## EXERCISE INPUTS:
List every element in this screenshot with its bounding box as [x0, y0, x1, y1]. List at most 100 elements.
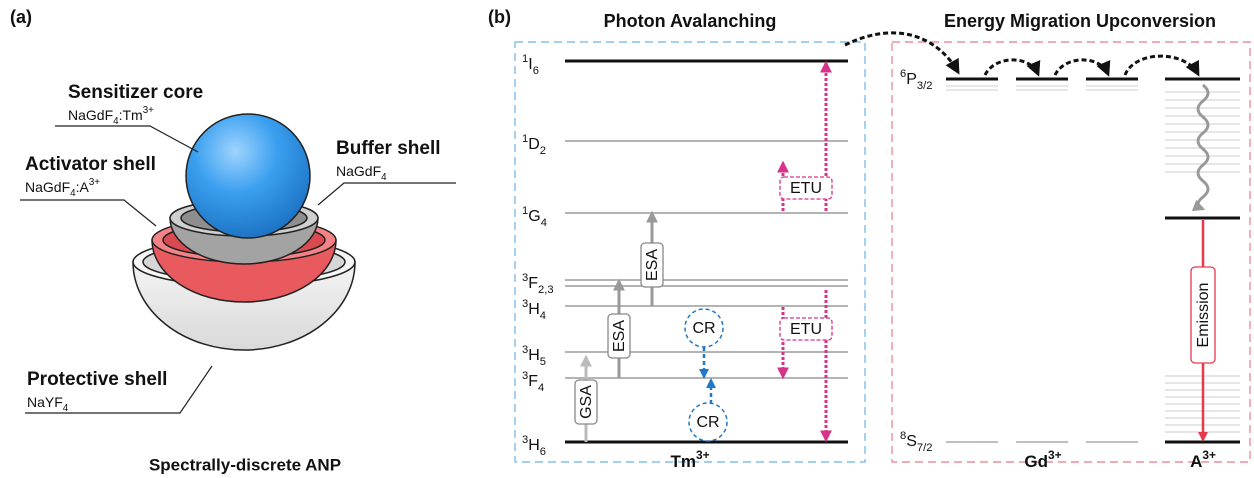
dynamic: (a) (b) Spectrally-discrete ANP Photon Aval… — [10, 7, 1240, 474]
panel-label: (b) — [488, 7, 511, 27]
level-label-part: P — [906, 71, 917, 88]
layer-formula: NaYF4 — [27, 394, 69, 414]
ion-label-part: 3+ — [1202, 448, 1216, 462]
transition-box: GSA — [574, 379, 598, 425]
pa-box — [514, 41, 866, 463]
layer-formula-part: NaGdF — [25, 179, 70, 195]
layer-formula: NaGdF4:Tm3+ — [68, 105, 154, 127]
level-label: 1G4 — [522, 205, 547, 229]
level-label: 1I6 — [522, 53, 539, 77]
cr-circle — [684, 308, 724, 348]
ion-label-part: 3+ — [1048, 448, 1062, 462]
level-label-part: 4 — [540, 310, 546, 322]
transition-box: ESA — [640, 242, 664, 288]
sensitizer-core — [185, 113, 311, 239]
layer-formula-part: NaGdF — [336, 163, 381, 179]
level-label-part: 3 — [522, 298, 528, 310]
layer-formula-part: 4 — [70, 188, 76, 199]
layer-formula-part: 3+ — [143, 105, 154, 116]
layer-formula-part: NaYF — [27, 394, 63, 410]
transition-label: CR — [696, 414, 719, 431]
ion-label: Gd3+ — [1024, 448, 1061, 471]
level-label-part: 6 — [900, 68, 906, 80]
transition-label: ESA — [644, 249, 661, 281]
layer-name: Sensitizer core — [68, 82, 203, 103]
ion-label-part: A — [1190, 452, 1202, 471]
layer-name: Protective shell — [27, 369, 167, 390]
level-label-part: I — [528, 56, 532, 73]
level-label-part: 6 — [533, 65, 539, 77]
level-label-part: 3 — [522, 370, 528, 382]
transition-label: Emission — [1195, 283, 1212, 348]
level-label-part: 3/2 — [917, 80, 933, 92]
migration-arrow — [1053, 58, 1111, 77]
level-label: 3H6 — [522, 434, 546, 458]
migration-arrow — [844, 31, 960, 75]
level-label-part: H — [528, 347, 540, 364]
nanoparticle — [132, 113, 356, 351]
level-label: 6P3/2 — [900, 68, 932, 92]
transition-box: ESA — [607, 313, 631, 359]
emu-box — [891, 41, 1251, 463]
box — [779, 176, 833, 200]
level-label-part: 6 — [540, 446, 546, 458]
level-label-part: D — [528, 136, 540, 153]
transition-label: GSA — [578, 385, 595, 419]
level-label-part: H — [528, 301, 540, 318]
level-label: 8S7/2 — [900, 430, 932, 454]
layer-formula-part: NaGdF — [68, 107, 113, 123]
ion-label-part: 3+ — [696, 448, 710, 462]
box — [607, 313, 631, 359]
level-label: 1D2 — [522, 133, 546, 157]
level-label-part: G — [528, 208, 540, 225]
layer-formula: NaGdF4 — [336, 163, 387, 183]
transition-label: ETU — [790, 321, 822, 338]
leader-line — [20, 199, 157, 227]
layer-formula: NaGdF4:A3+ — [25, 177, 100, 199]
level-label-part: 2 — [540, 145, 546, 157]
layer-formula-part: 4 — [63, 403, 69, 414]
level-label-part: 1 — [522, 133, 528, 145]
layer-formula-part: :Tm — [119, 107, 143, 123]
leader-line — [317, 182, 456, 206]
level-label-part: 8 — [900, 430, 906, 442]
caption: Spectrally-discrete ANP — [149, 455, 341, 474]
leader-line — [25, 365, 213, 414]
level-label-part: 4 — [541, 217, 547, 229]
level-label-part: 1 — [522, 53, 528, 65]
level-label-part: 3 — [522, 434, 528, 446]
panel-title: Energy Migration Upconversion — [944, 11, 1216, 31]
ion-label: A3+ — [1190, 448, 1216, 471]
level-label: 3F2,3 — [522, 272, 554, 296]
box — [640, 242, 664, 288]
level-label-part: 3 — [522, 272, 528, 284]
box — [1190, 266, 1216, 364]
level-label-part: 1 — [522, 205, 528, 217]
level-label-part: 7/2 — [917, 442, 933, 454]
layer-name: Activator shell — [25, 154, 156, 175]
ion-label-part: Tm — [670, 452, 696, 471]
level-label-part: F — [528, 373, 538, 390]
transition-box: ETU — [779, 317, 833, 341]
panel-label: (a) — [10, 7, 32, 27]
level-label-part: H — [528, 437, 540, 454]
level-label-part: 4 — [538, 382, 544, 394]
cr-circle — [688, 402, 728, 442]
layer-name: Buffer shell — [336, 138, 441, 159]
ion-label-part: Gd — [1024, 452, 1048, 471]
wavy-arrow — [1191, 83, 1210, 211]
level-label-part: F — [528, 275, 538, 292]
panel-title: Photon Avalanching — [604, 11, 777, 31]
level-label: 3F4 — [522, 370, 544, 394]
box — [779, 317, 833, 341]
migration-arrow — [1123, 54, 1200, 77]
level-label: 3H4 — [522, 298, 546, 322]
level-label-part: 3 — [522, 344, 528, 356]
leader-lines — [20, 125, 456, 414]
level-label-part: 5 — [540, 356, 546, 368]
transition-box: Emission — [1190, 266, 1216, 364]
ion-label: Tm3+ — [670, 448, 709, 471]
level-label-part: 2,3 — [538, 284, 554, 296]
box — [574, 379, 598, 425]
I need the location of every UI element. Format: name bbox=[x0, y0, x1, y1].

## THE PROBLEM:
Please render each line of the listing above as a numbered list, skipping blank lines and leaving out any picture.

## FINAL RESULT:
1. List every element in this screenshot with its bounding box as [x0, y0, x1, y1]. List at most 100 elements.
2. dynamic: (a) (b) Spectrally-discrete ANP Photon Aval… — [10, 7, 1240, 474]
3. panel-label: (b) — [488, 7, 511, 27]
4. level-label-part: P — [906, 71, 917, 88]
5. layer-formula: NaYF4 — [27, 394, 69, 414]
6. ion-label-part: 3+ — [1202, 448, 1216, 462]
7. transition-box: GSA — [574, 379, 598, 425]
8. pa-box — [514, 41, 866, 463]
9. layer-formula-part: NaGdF — [25, 179, 70, 195]
10. layer-formula: NaGdF4:Tm3+ — [68, 105, 154, 127]
11. level-label: 1G4 — [522, 205, 547, 229]
12. level-label: 1I6 — [522, 53, 539, 77]
13. cr-circle — [684, 308, 724, 348]
14. ion-label-part: 3+ — [1048, 448, 1062, 462]
15. level-label-part: 4 — [540, 310, 546, 322]
16. transition-box: ESA — [640, 242, 664, 288]
17. sensitizer-core — [185, 113, 311, 239]
18. layer-formula-part: NaGdF — [336, 163, 381, 179]
19. level-label-part: 3 — [522, 298, 528, 310]
20. layer-formula-part: 4 — [70, 188, 76, 199]
21. layer-formula-part: 3+ — [143, 105, 154, 116]
22. layer-formula-part: NaYF — [27, 394, 63, 410]
23. transition-label: CR — [696, 414, 719, 431]
24. ion-label: Gd3+ — [1024, 448, 1061, 471]
25. level-label-part: 6 — [900, 68, 906, 80]
26. transition-label: ESA — [644, 249, 661, 281]
27. layer-name: Sensitizer core — [68, 82, 203, 103]
28. ion-label-part: A — [1190, 452, 1202, 471]
29. layer-name: Protective shell — [27, 369, 167, 390]
30. level-label-part: I — [528, 56, 532, 73]
31. level-label-part: 6 — [533, 65, 539, 77]
32. level-label-part: 3 — [522, 370, 528, 382]
33. transition-label: Emission — [1195, 283, 1212, 348]
34. level-label-part: 3/2 — [917, 80, 933, 92]
35. migration-arrow — [1053, 58, 1111, 77]
36. level-label: 3H6 — [522, 434, 546, 458]
37. migration-arrow — [844, 31, 960, 75]
38. level-label-part: H — [528, 347, 540, 364]
39. nanoparticle — [132, 113, 356, 351]
40. level-label: 6P3/2 — [900, 68, 932, 92]
41. transition-box: ESA — [607, 313, 631, 359]
42. emu-box — [891, 41, 1251, 463]
43. box — [779, 176, 833, 200]
44. level-label-part: 6 — [540, 446, 546, 458]
45. level-label-part: D — [528, 136, 540, 153]
46. transition-label: GSA — [578, 385, 595, 419]
47. level-label-part: H — [528, 301, 540, 318]
48. level-label: 8S7/2 — [900, 430, 932, 454]
49. layer-formula-part: NaGdF — [68, 107, 113, 123]
50. ion-label-part: 3+ — [696, 448, 710, 462]
51. box — [607, 313, 631, 359]
52. level-label: 1D2 — [522, 133, 546, 157]
53. level-label-part: G — [528, 208, 540, 225]
54. layer-formula: NaGdF4 — [336, 163, 387, 183]
55. transition-label: ETU — [790, 321, 822, 338]
56. leader-line — [20, 199, 157, 227]
57. layer-formula: NaGdF4:A3+ — [25, 177, 100, 199]
58. level-label-part: 2 — [540, 145, 546, 157]
59. layer-formula-part: 4 — [63, 403, 69, 414]
60. level-label-part: 1 — [522, 133, 528, 145]
61. layer-formula-part: :Tm — [119, 107, 143, 123]
62. leader-line — [317, 182, 456, 206]
63. level-label-part: 8 — [900, 430, 906, 442]
64. caption: Spectrally-discrete ANP — [149, 455, 341, 474]
65. leader-line — [25, 365, 213, 414]
66. level-label-part: 4 — [541, 217, 547, 229]
67. level-label-part: 1 — [522, 53, 528, 65]
68. level-label-part: 3 — [522, 434, 528, 446]
69. panel-title: Energy Migration Upconversion — [944, 11, 1216, 31]
70. ion-label: A3+ — [1190, 448, 1216, 471]
71. level-label: 3F2,3 — [522, 272, 554, 296]
72. box — [640, 242, 664, 288]
73. level-label-part: 3 — [522, 272, 528, 284]
74. box — [1190, 266, 1216, 364]
75. level-label-part: 1 — [522, 205, 528, 217]
76. level-label-part: 7/2 — [917, 442, 933, 454]
77. layer-name: Activator shell — [25, 154, 156, 175]
78. ion-label-part: Tm — [670, 452, 696, 471]
79. level-label-part: F — [528, 373, 538, 390]
80. transition-box: ETU — [779, 317, 833, 341]
81. panel-label: (a) — [10, 7, 32, 27]
82. level-label-part: H — [528, 437, 540, 454]
83. level-label-part: 4 — [538, 382, 544, 394]
84. cr-circle — [688, 402, 728, 442]
85. layer-name: Buffer shell — [336, 138, 441, 159]
86. ion-label-part: Gd — [1024, 452, 1048, 471]
87. wavy-arrow — [1191, 83, 1210, 211]
88. level-label-part: F — [528, 275, 538, 292]
89. panel-title: Photon Avalanching — [604, 11, 777, 31]
90. level-label: 3F4 — [522, 370, 544, 394]
91. box — [779, 317, 833, 341]
92. migration-arrow — [1123, 54, 1200, 77]
93. level-label: 3H4 — [522, 298, 546, 322]
94. level-label-part: 3 — [522, 344, 528, 356]
95. leader-lines — [20, 125, 456, 414]
96. level-label-part: 5 — [540, 356, 546, 368]
97. transition-box: Emission — [1190, 266, 1216, 364]
98. ion-label: Tm3+ — [670, 448, 709, 471]
99. level-label-part: 2,3 — [538, 284, 554, 296]
100. box — [574, 379, 598, 425]
101. I need the location of every UI element. Format: name bbox=[x0, y0, x1, y1].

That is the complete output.